┌─ Dataset records
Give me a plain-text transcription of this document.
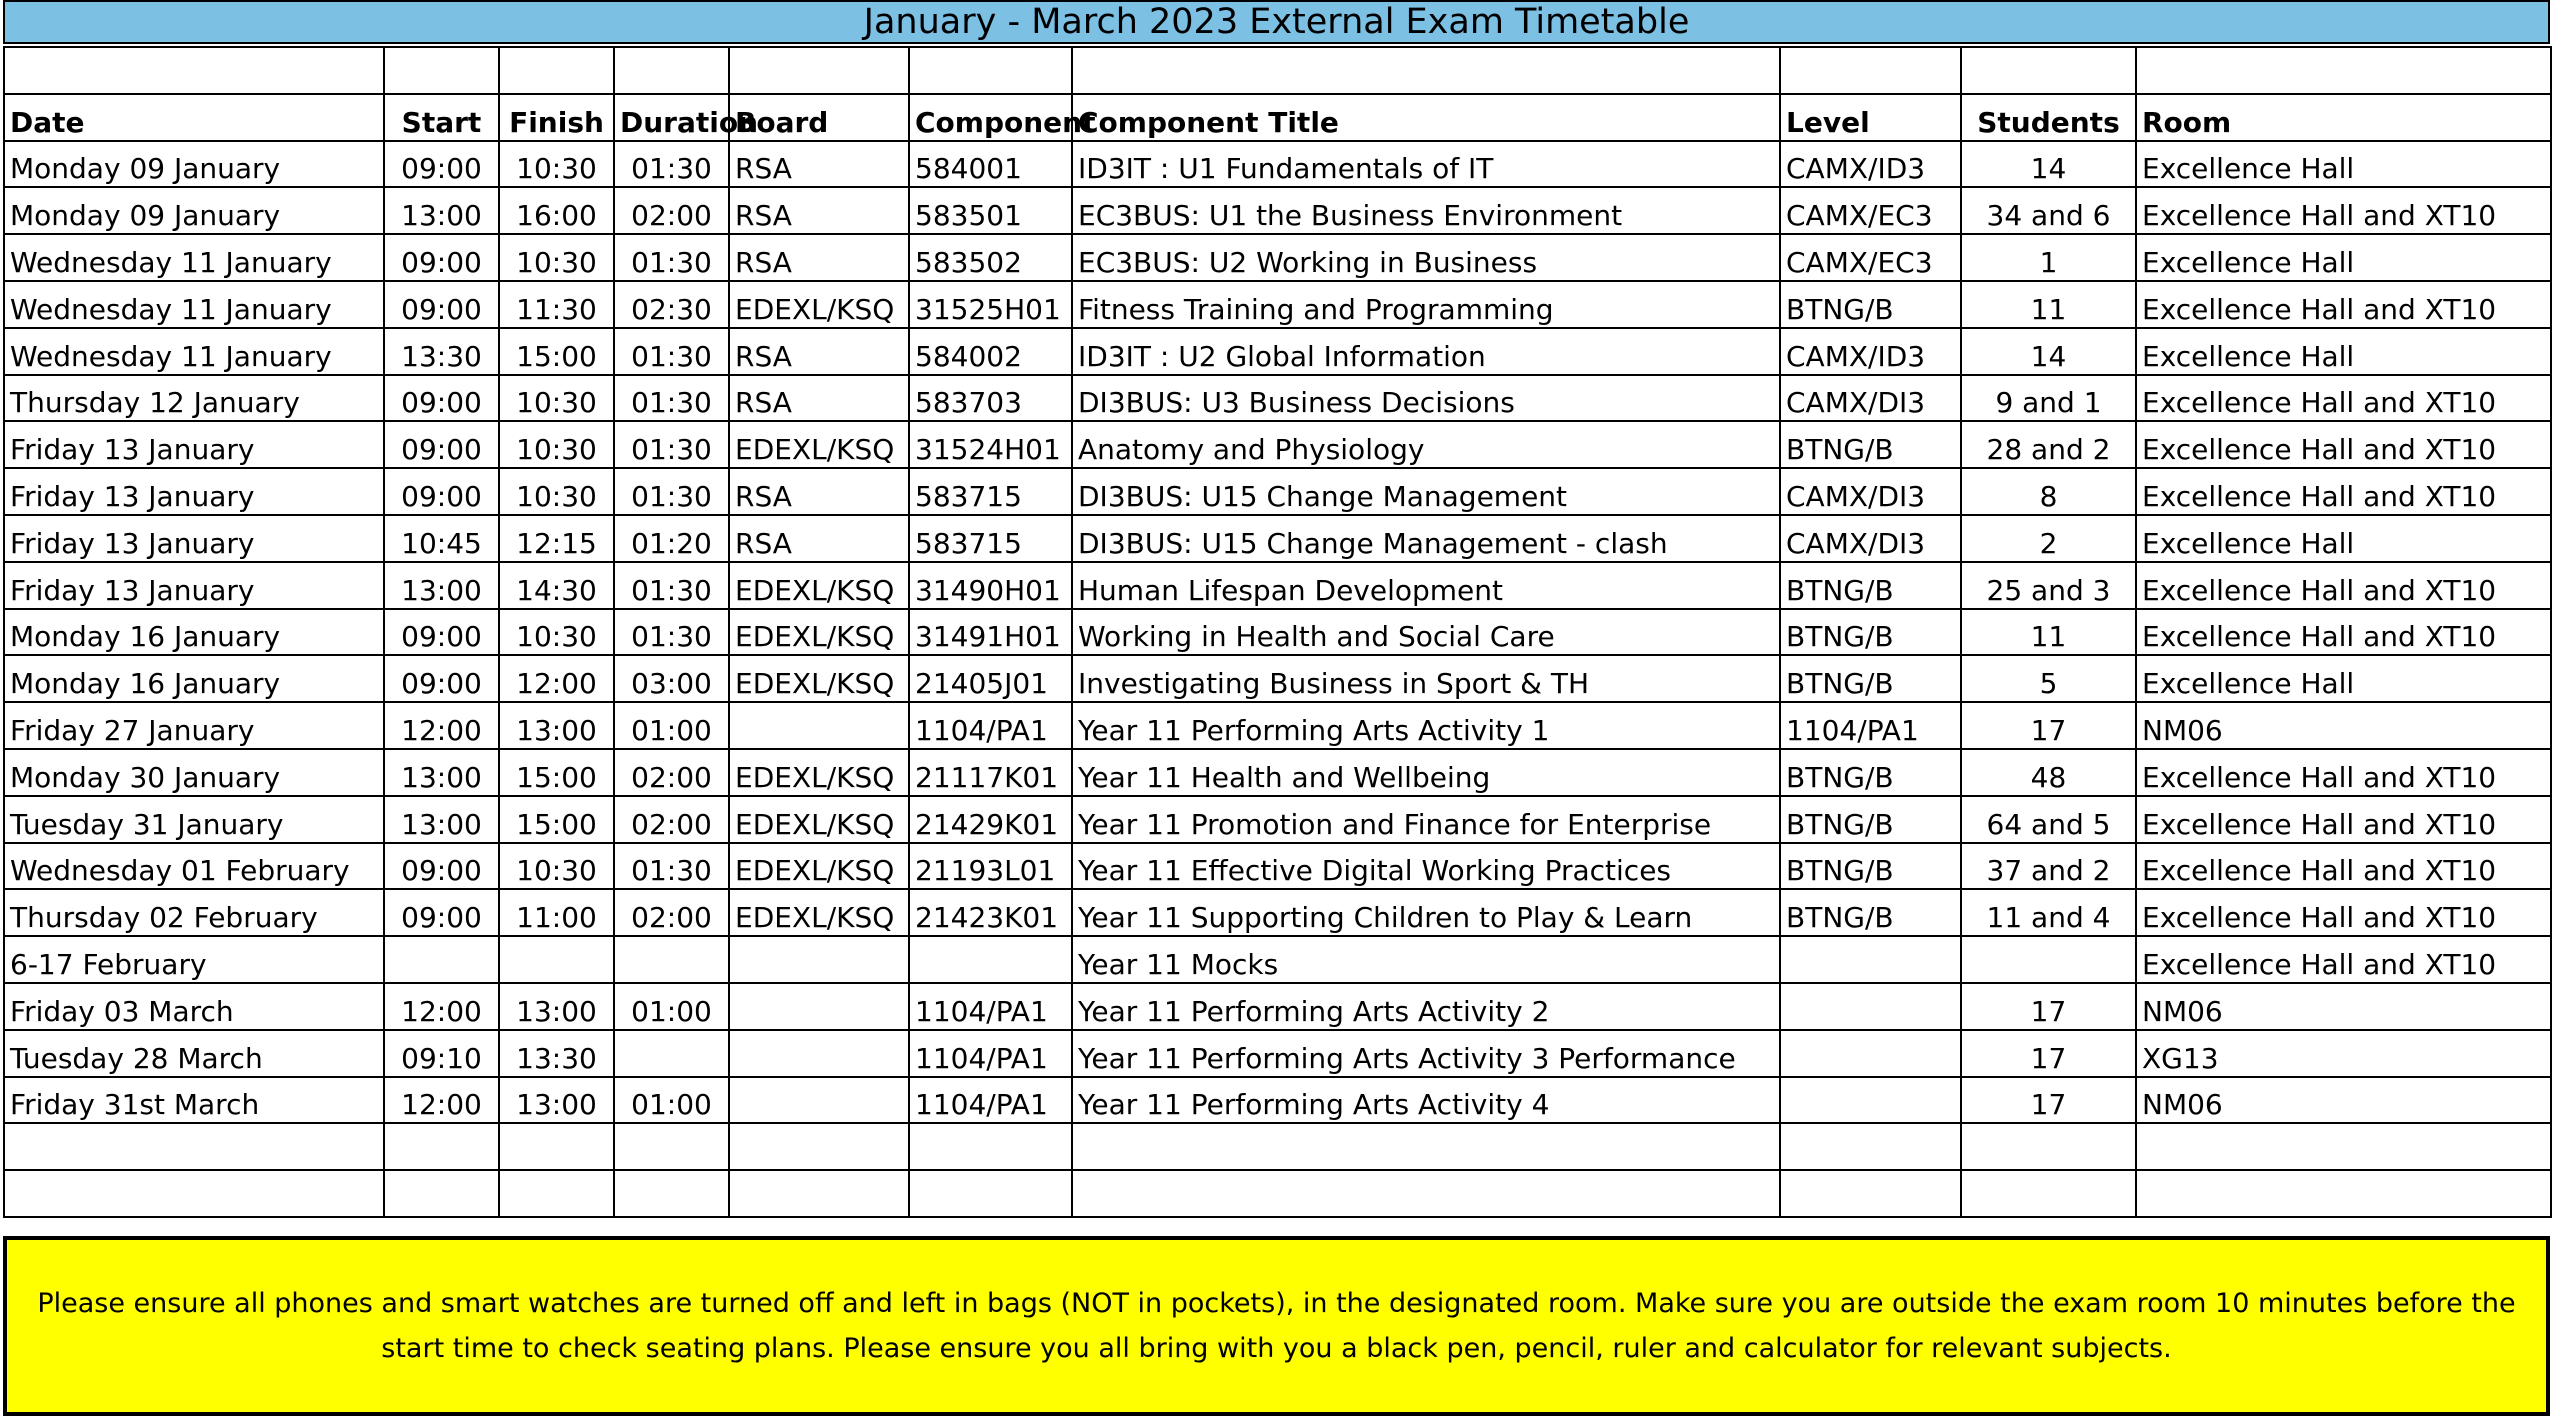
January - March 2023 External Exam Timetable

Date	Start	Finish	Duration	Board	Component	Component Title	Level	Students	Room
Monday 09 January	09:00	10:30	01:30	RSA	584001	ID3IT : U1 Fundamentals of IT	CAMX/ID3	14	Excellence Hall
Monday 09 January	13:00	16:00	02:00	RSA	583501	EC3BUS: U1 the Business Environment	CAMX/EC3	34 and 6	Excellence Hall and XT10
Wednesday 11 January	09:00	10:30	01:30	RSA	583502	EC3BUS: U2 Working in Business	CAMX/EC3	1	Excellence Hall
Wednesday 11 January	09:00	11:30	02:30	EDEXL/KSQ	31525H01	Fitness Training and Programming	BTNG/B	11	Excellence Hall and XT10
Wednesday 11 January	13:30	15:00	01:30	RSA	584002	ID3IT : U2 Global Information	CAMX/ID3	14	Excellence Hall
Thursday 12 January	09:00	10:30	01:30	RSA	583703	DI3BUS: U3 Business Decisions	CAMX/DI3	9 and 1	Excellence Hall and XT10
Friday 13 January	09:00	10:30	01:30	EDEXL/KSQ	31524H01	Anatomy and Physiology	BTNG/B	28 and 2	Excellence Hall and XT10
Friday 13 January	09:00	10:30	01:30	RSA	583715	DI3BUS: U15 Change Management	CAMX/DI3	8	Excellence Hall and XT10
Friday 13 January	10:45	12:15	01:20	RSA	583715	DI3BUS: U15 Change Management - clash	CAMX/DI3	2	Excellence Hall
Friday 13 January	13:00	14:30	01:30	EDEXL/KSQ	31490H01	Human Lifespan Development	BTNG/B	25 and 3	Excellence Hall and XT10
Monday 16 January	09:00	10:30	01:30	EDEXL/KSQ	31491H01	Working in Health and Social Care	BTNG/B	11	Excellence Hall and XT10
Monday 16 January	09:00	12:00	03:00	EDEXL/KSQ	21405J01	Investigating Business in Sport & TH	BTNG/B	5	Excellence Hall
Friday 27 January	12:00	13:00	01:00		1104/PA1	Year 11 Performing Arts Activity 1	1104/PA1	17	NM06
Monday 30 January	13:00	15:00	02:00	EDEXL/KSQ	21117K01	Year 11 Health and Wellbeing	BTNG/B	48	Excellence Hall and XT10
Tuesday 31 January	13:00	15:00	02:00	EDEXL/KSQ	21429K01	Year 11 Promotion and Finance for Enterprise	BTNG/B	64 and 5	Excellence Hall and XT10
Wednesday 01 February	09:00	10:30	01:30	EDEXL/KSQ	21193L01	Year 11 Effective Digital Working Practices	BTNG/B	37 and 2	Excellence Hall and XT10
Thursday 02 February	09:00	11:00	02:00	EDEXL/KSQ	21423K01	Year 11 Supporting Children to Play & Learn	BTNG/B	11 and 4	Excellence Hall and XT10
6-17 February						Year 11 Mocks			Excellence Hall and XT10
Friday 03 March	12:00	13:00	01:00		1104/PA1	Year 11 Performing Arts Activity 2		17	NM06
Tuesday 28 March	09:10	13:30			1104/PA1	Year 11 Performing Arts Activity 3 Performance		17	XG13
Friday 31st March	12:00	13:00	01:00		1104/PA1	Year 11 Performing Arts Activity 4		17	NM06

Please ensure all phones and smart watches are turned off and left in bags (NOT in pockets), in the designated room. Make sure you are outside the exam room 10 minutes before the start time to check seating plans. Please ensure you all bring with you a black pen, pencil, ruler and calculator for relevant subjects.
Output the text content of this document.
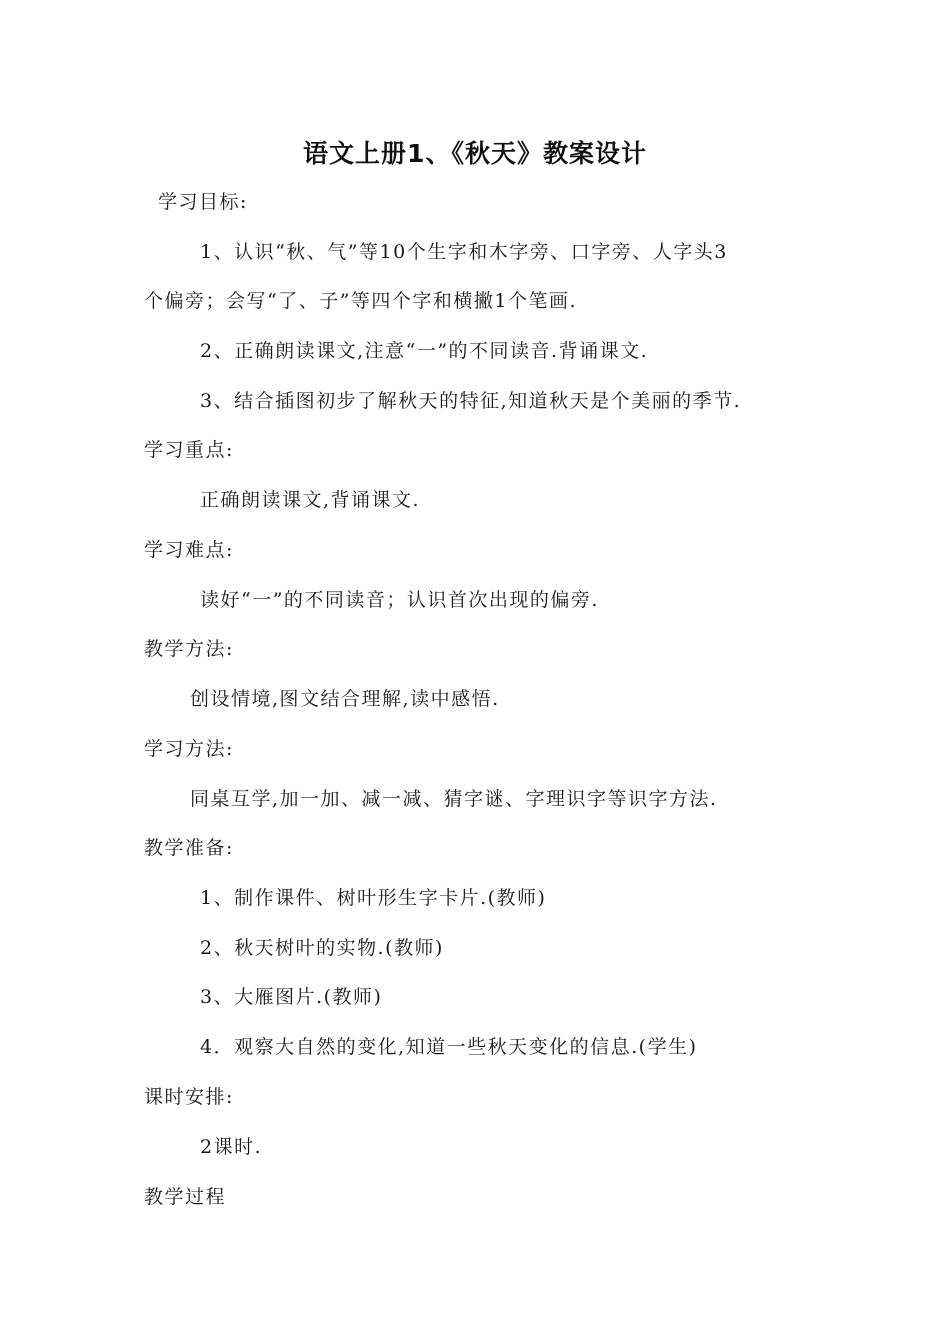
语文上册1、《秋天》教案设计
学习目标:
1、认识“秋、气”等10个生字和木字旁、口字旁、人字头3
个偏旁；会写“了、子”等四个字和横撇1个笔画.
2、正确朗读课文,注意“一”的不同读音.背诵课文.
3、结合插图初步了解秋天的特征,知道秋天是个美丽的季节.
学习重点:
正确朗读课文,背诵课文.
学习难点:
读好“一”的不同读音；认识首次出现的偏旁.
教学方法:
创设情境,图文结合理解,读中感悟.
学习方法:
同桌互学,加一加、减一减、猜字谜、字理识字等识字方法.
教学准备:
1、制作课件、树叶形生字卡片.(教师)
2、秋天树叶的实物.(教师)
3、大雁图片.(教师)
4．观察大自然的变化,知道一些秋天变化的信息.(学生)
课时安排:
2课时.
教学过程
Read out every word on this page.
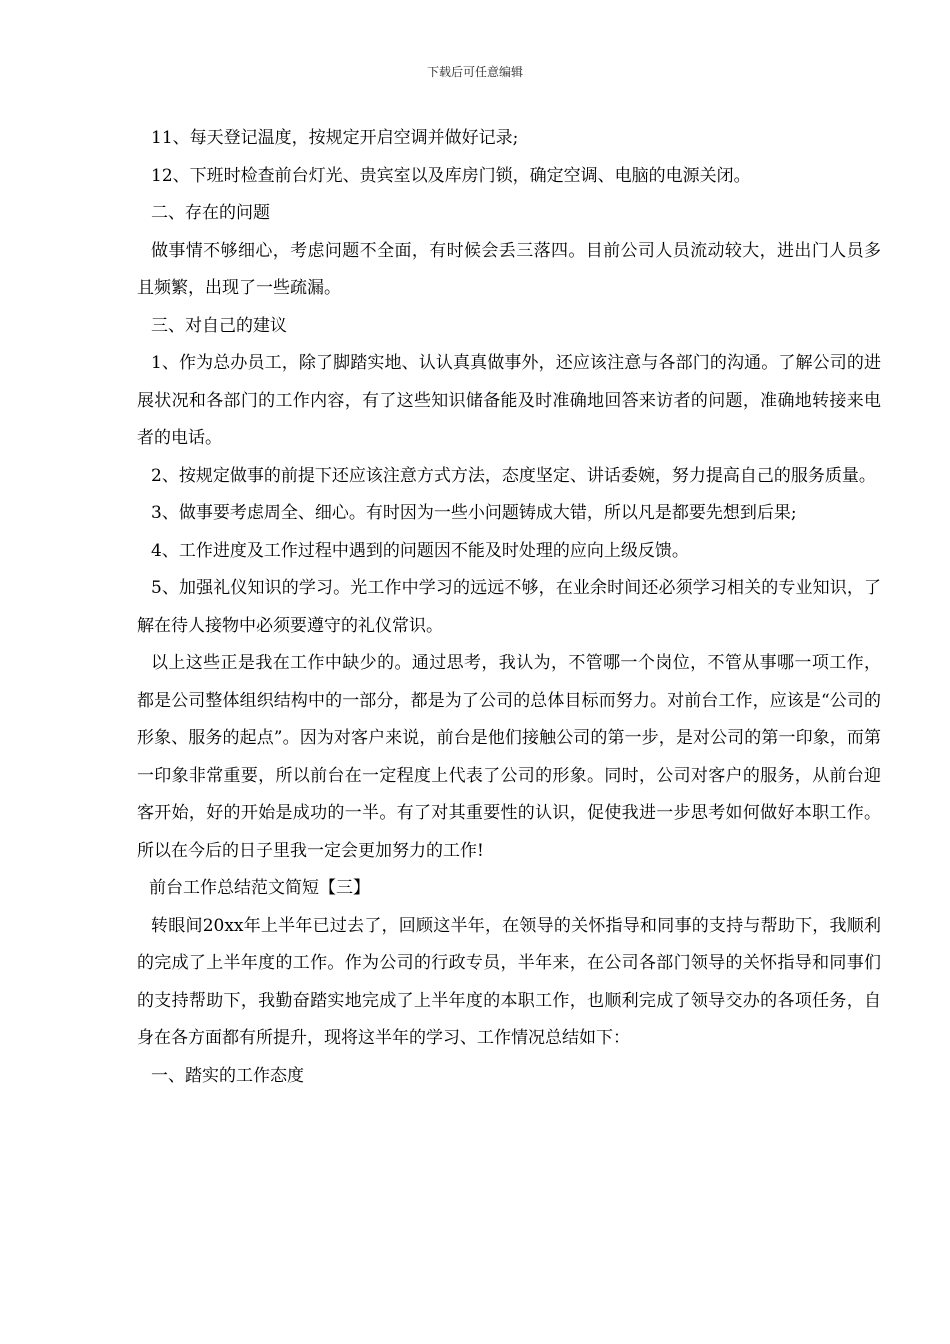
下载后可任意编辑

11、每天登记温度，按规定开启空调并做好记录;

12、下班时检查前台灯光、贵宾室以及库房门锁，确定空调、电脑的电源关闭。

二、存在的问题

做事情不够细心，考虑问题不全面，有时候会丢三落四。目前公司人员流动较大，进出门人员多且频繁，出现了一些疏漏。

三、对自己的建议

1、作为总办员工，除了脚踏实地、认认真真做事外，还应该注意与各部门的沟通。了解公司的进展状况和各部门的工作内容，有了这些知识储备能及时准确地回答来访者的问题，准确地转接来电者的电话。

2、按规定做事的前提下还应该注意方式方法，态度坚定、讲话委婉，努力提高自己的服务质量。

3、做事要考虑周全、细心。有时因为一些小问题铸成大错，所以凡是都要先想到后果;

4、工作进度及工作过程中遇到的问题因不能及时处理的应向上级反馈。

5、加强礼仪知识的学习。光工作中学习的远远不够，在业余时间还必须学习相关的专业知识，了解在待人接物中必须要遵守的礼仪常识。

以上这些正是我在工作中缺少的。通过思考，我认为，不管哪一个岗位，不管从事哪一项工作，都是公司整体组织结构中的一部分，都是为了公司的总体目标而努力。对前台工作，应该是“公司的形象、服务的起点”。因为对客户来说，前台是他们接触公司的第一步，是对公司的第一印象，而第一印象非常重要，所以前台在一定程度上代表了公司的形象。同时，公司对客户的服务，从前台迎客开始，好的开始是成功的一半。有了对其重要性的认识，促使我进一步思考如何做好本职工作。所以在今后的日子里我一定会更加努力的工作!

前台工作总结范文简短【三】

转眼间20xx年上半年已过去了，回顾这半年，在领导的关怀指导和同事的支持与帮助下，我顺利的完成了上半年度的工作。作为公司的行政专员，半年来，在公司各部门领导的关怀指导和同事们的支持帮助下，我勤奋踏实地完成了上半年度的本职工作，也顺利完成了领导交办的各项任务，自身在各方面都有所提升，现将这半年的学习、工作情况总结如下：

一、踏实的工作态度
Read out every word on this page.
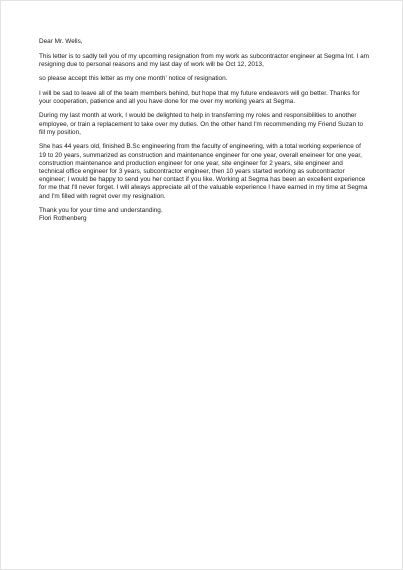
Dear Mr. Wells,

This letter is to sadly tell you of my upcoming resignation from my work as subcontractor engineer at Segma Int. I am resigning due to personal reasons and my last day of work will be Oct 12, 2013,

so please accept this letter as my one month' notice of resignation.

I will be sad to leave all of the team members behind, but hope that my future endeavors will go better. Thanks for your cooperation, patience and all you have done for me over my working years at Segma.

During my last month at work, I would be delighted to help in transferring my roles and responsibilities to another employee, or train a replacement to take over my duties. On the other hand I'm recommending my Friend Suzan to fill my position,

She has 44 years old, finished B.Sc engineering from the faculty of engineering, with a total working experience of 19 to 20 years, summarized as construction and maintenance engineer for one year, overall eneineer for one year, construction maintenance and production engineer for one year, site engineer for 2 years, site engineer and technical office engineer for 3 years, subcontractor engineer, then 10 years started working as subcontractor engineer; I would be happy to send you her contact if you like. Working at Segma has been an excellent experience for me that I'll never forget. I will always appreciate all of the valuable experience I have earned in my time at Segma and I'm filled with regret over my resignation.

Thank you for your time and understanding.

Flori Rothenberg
└─
Pull every line containing the word "Business" out of the material and copy it.

* [Answer to the problem]
Monday 09 January	13:00	16:00	02:00	RSA	583501	EC3BUS: U1 the Business Environment	CAMX/EC3	34 and 6	Excellence Hall and XT10
Wednesday 11 January	09:00	10:30	01:30	RSA	583502	EC3BUS: U2 Working in Business	CAMX/EC3	1	Excellence Hall
Thursday 12 January	09:00	10:30	01:30	RSA	583703	DI3BUS: U3 Business Decisions	CAMX/DI3	9 and 1	Excellence Hall and XT10
Monday 16 January	09:00	12:00	03:00	EDEXL/KSQ	21405J01	Investigating Business in Sport & TH	BTNG/B	5	Excellence Hall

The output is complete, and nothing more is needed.